• [Given instruction]: In the listing below, locate the lines bearing the word "оплату". Copy every one of them.

• [Records for processing]:
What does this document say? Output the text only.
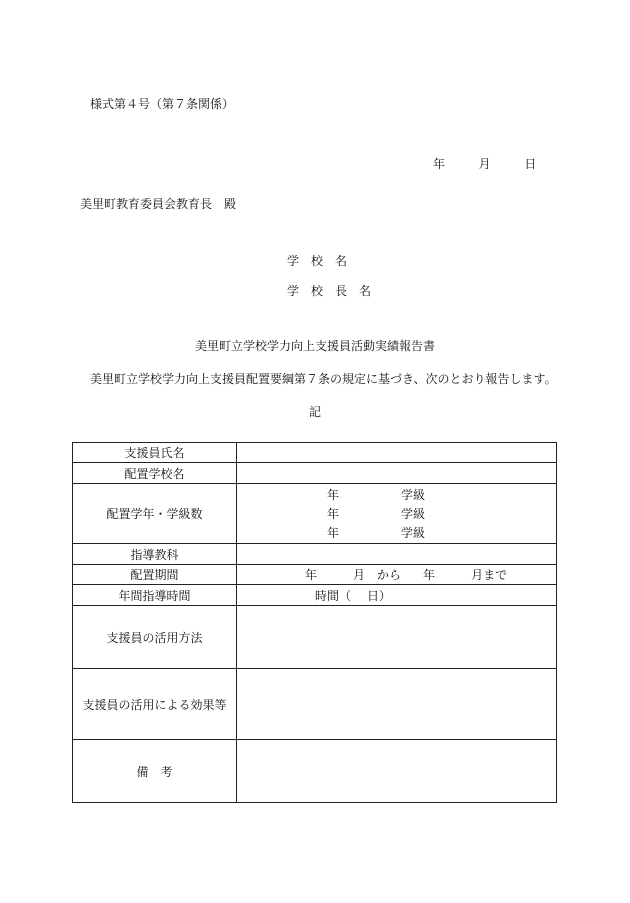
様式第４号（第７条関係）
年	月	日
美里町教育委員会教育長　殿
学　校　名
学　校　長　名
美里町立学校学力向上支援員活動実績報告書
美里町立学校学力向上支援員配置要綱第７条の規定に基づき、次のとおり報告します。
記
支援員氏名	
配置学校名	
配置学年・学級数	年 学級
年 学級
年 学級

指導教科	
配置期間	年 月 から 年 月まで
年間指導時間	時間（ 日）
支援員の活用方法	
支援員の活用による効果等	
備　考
---
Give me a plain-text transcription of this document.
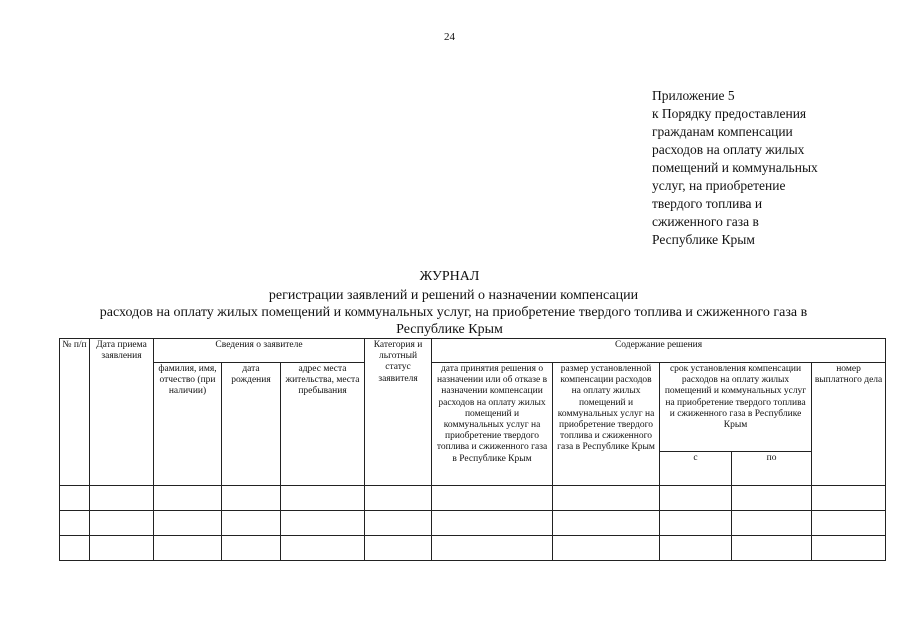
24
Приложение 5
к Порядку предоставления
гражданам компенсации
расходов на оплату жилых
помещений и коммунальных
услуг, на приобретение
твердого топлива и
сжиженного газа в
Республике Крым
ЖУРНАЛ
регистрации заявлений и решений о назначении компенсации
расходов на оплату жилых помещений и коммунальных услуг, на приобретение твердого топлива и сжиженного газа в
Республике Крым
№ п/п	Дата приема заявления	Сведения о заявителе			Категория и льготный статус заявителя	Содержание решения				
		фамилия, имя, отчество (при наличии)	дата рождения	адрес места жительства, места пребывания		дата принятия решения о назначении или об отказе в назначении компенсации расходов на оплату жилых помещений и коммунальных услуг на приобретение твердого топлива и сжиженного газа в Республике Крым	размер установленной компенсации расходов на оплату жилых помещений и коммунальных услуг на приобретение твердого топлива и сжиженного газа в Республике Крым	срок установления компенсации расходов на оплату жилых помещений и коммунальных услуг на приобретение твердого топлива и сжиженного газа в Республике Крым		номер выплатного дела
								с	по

• [Task answer]:
расходов на оплату жилых
расходов на оплату жилых помещений и коммунальных услуг, на приобретение твердого топлива и сжиженного газа в
		фамилия, имя, отчество (при наличии)	дата рождения	адрес места жительства, места пребывания		дата принятия решения о назначении или об отказе в назначении компенсации расходов на оплату жилых помещений и коммунальных услуг на приобретение твердого топлива и сжиженного газа в Республике Крым	размер установленной компенсации расходов на оплату жилых помещений и коммунальных услуг на приобретение твердого топлива и сжиженного газа в Республике Крым	срок установления компенсации расходов на оплату жилых помещений и коммунальных услуг на приобретение твердого топлива и сжиженного газа в Республике Крым		номер выплатного дела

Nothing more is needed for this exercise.